Required task: Look through the records below and give the number of lines holding the string "cavité", nothing more.

::::::::::

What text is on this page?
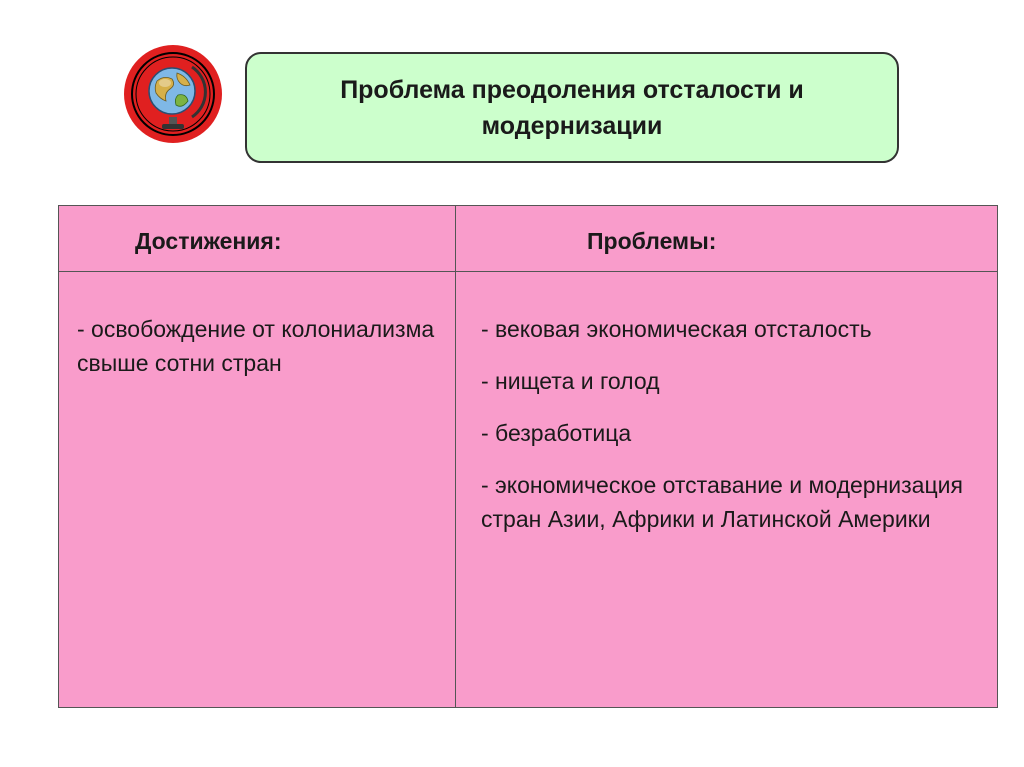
Проблема преодоления отсталости и модернизации
Достижения:	Проблемы:
- освобождение от колониализма свыше сотни стран

- вековая экономическая отсталость

- нищета и голод

- безработица

- экономическое отставание и модернизация стран Азии, Африки и Латинской Америки
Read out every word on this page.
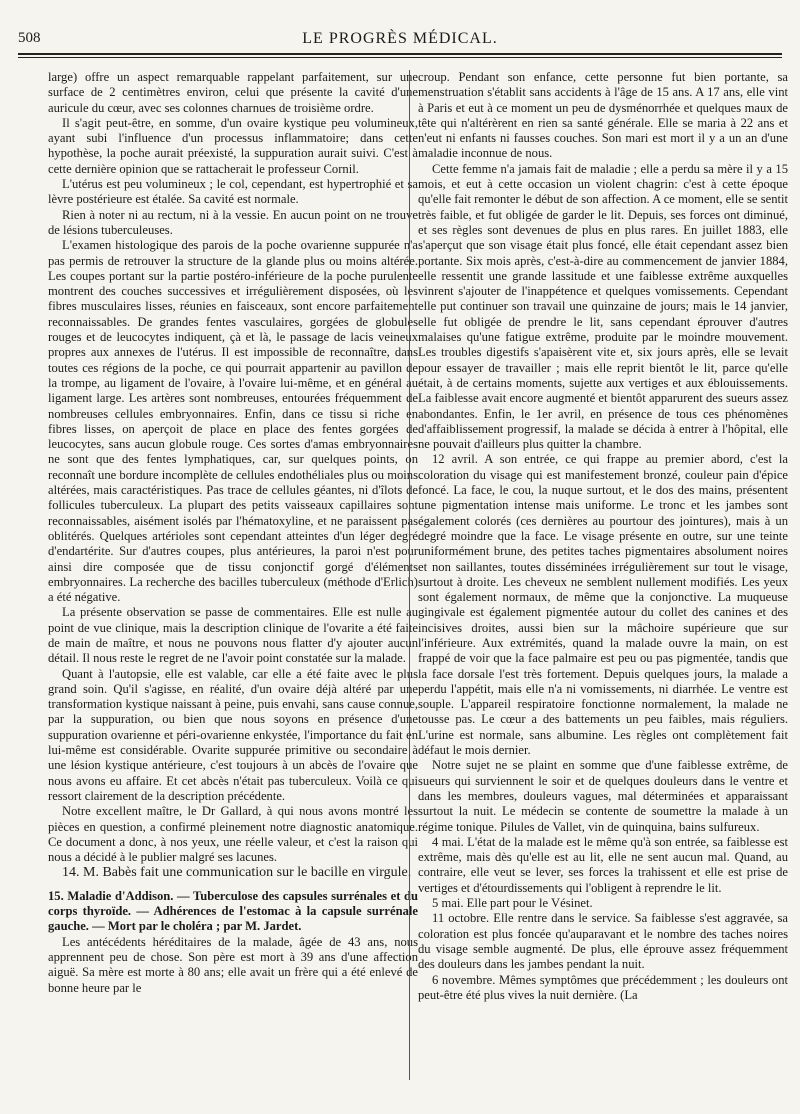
508	LE PROGRÈS MÉDICAL.

large) offre un aspect remarquable rappelant parfaitement, sur une surface de 2 centimètres environ, celui que présente la cavité d'une auricule du cœur, avec ses colonnes charnues de troisième ordre.

Il s'agit peut-être, en somme, d'un ovaire kystique peu volumineux, ayant subi l'influence d'un processus inflammatoire; dans cette hypothèse, la poche aurait préexisté, la suppuration aurait suivi. C'est à cette dernière opinion que se rattacherait le professeur Cornil.

L'utérus est peu volumineux ; le col, cependant, est hypertrophié et sa lèvre postérieure est étalée. Sa cavité est normale.

Rien à noter ni au rectum, ni à la vessie. En aucun point on ne trouve de lésions tuberculeuses.

L'examen histologique des parois de la poche ovarienne suppurée n'a pas permis de retrouver la structure de la glande plus ou moins altérée. Les coupes portant sur la partie postéro-inférieure de la poche purulente montrent des couches successives et irrégulièrement disposées, où les fibres musculaires lisses, réunies en faisceaux, sont encore parfaitement reconnaissables. De grandes fentes vasculaires, gorgées de globules rouges et de leucocytes indiquent, çà et là, le passage de lacis veineux propres aux annexes de l'utérus. Il est impossible de reconnaître, dans toutes ces régions de la poche, ce qui pourrait appartenir au pavillon de la trompe, au ligament de l'ovaire, à l'ovaire lui-même, et en général au ligament large. Les artères sont nombreuses, entourées fréquemment de nombreuses cellules embryonnaires. Enfin, dans ce tissu si riche en fibres lisses, on aperçoit de place en place des fentes gorgées de leucocytes, sans aucun globule rouge. Ces sortes d'amas embryonnaires ne sont que des fentes lymphatiques, car, sur quelques points, on reconnaît une bordure incomplète de cellules endothéliales plus ou moins altérées, mais caractéristiques. Pas trace de cellules géantes, ni d'îlots de follicules tuberculeux. La plupart des petits vaisseaux capillaires sont reconnaissables, aisément isolés par l'hématoxyline, et ne paraissent pas oblitérés. Quelques artérioles sont cependant atteintes d'un léger degré d'endartérite. Sur d'autres coupes, plus antérieures, la paroi n'est pour ainsi dire composée que de tissu conjonctif gorgé d'éléments embryonnaires. La recherche des bacilles tuberculeux (méthode d'Erlich) a été négative.

La présente observation se passe de commentaires. Elle est nulle au point de vue clinique, mais la description clinique de l'ovarite a été faite de main de maître, et nous ne pouvons nous flatter d'y ajouter aucun détail. Il nous reste le regret de ne l'avoir point constatée sur la malade.

Quant à l'autopsie, elle est valable, car elle a été faite avec le plus grand soin. Qu'il s'agisse, en réalité, d'un ovaire déjà altéré par une transformation kystique naissant à peine, puis envahi, sans cause connue, par la suppuration, ou bien que nous soyons en présence d'une suppuration ovarienne et péri-ovarienne enkystée, l'importance du fait en lui-même est considérable. Ovarite suppurée primitive ou secondaire à une lésion kystique antérieure, c'est toujours à un abcès de l'ovaire que nous avons eu affaire. Et cet abcès n'était pas tuberculeux. Voilà ce qui ressort clairement de la description précédente.

Notre excellent maître, le Dr Gallard, à qui nous avons montré les pièces en question, a confirmé pleinement notre diagnostic anatomique. Ce document a donc, à nos yeux, une réelle valeur, et c'est la raison qui nous a décidé à le publier malgré ses lacunes.

14. M. Babès fait une communication sur le bacille en virgule.

15. Maladie d'Addison. — Tuberculose des capsules surrénales et du corps thyroïde. — Adhérences de l'estomac à la capsule surrénale gauche. — Mort par le choléra ; par M. Jardet.

Les antécédents héréditaires de la malade, âgée de 43 ans, nous apprennent peu de chose. Son père est mort à 39 ans d'une affection aiguë. Sa mère est morte à 80 ans; elle avait un frère qui a été enlevé de bonne heure par le

croup. Pendant son enfance, cette personne fut bien portante, sa menstruation s'établit sans accidents à l'âge de 15 ans. A 17 ans, elle vint à Paris et eut à ce moment un peu de dysménorrhée et quelques maux de tête qui n'altérèrent en rien sa santé générale. Elle se maria à 22 ans et n'eut ni enfants ni fausses couches. Son mari est mort il y a un an d'une maladie inconnue de nous.

Cette femme n'a jamais fait de maladie ; elle a perdu sa mère il y a 15 mois, et eut à cette occasion un violent chagrin: c'est à cette époque qu'elle fait remonter le début de son affection. A ce moment, elle se sentit très faible, et fut obligée de garder le lit. Depuis, ses forces ont diminué, et ses règles sont devenues de plus en plus rares. En juillet 1883, elle s'aperçut que son visage était plus foncé, elle était cependant assez bien portante. Six mois après, c'est-à-dire au commencement de janvier 1884, elle ressentit une grande lassitude et une faiblesse extrême auxquelles vinrent s'ajouter de l'inappétence et quelques vomissements. Cependant elle put continuer son travail une quinzaine de jours; mais le 14 janvier, elle fut obligée de prendre le lit, sans cependant éprouver d'autres malaises qu'une fatigue extrême, produite par le moindre mouvement. Les troubles digestifs s'apaisèrent vite et, six jours après, elle se levait pour essayer de travailler ; mais elle reprit bientôt le lit, parce qu'elle était, à de certains moments, sujette aux vertiges et aux éblouissements. La faiblesse avait encore augmenté et bientôt apparurent des sueurs assez abondantes. Enfin, le 1er avril, en présence de tous ces phénomènes d'affaiblissement progressif, la malade se décida à entrer à l'hôpital, elle ne pouvait d'ailleurs plus quitter la chambre.

12 avril. A son entrée, ce qui frappe au premier abord, c'est la coloration du visage qui est manifestement bronzé, couleur pain d'épice foncé. La face, le cou, la nuque surtout, et le dos des mains, présentent une pigmentation intense mais uniforme. Le tronc et les jambes sont également colorés (ces dernières au pourtour des jointures), mais à un degré moindre que la face. Le visage présente en outre, sur une teinte uniformément brune, des petites taches pigmentaires absolument noires et non saillantes, toutes disséminées irrégulièrement sur tout le visage, surtout à droite. Les cheveux ne semblent nullement modifiés. Les yeux sont également normaux, de même que la conjonctive. La muqueuse gingivale est également pigmentée autour du collet des canines et des incisives droites, aussi bien sur la mâchoire supérieure que sur l'inférieure. Aux extrémités, quand la malade ouvre la main, on est frappé de voir que la face palmaire est peu ou pas pigmentée, tandis que la face dorsale l'est très fortement. Depuis quelques jours, la malade a perdu l'appétit, mais elle n'a ni vomissements, ni diarrhée. Le ventre est souple. L'appareil respiratoire fonctionne normalement, la malade ne tousse pas. Le cœur a des battements un peu faibles, mais réguliers. L'urine est normale, sans albumine. Les règles ont complètement fait défaut le mois dernier.

Notre sujet ne se plaint en somme que d'une faiblesse extrême, de sueurs qui surviennent le soir et de quelques douleurs dans le ventre et dans les membres, douleurs vagues, mal déterminées et apparaissant surtout la nuit. Le médecin se contente de soumettre la malade à un régime tonique. Pilules de Vallet, vin de quinquina, bains sulfureux.

4 mai. L'état de la malade est le même qu'à son entrée, sa faiblesse est extrême, mais dès qu'elle est au lit, elle ne sent aucun mal. Quand, au contraire, elle veut se lever, ses forces la trahissent et elle est prise de vertiges et d'étourdissements qui l'obligent à reprendre le lit.

5 mai. Elle part pour le Vésinet.

11 octobre. Elle rentre dans le service. Sa faiblesse s'est aggravée, sa coloration est plus foncée qu'auparavant et le nombre des taches noires du visage semble augmenté. De plus, elle éprouve assez fréquemment des douleurs dans les jambes pendant la nuit.

6 novembre. Mêmes symptômes que précédemment ; les douleurs ont peut-être été plus vives la nuit dernière. (La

::::::::::

Answer for the task: 2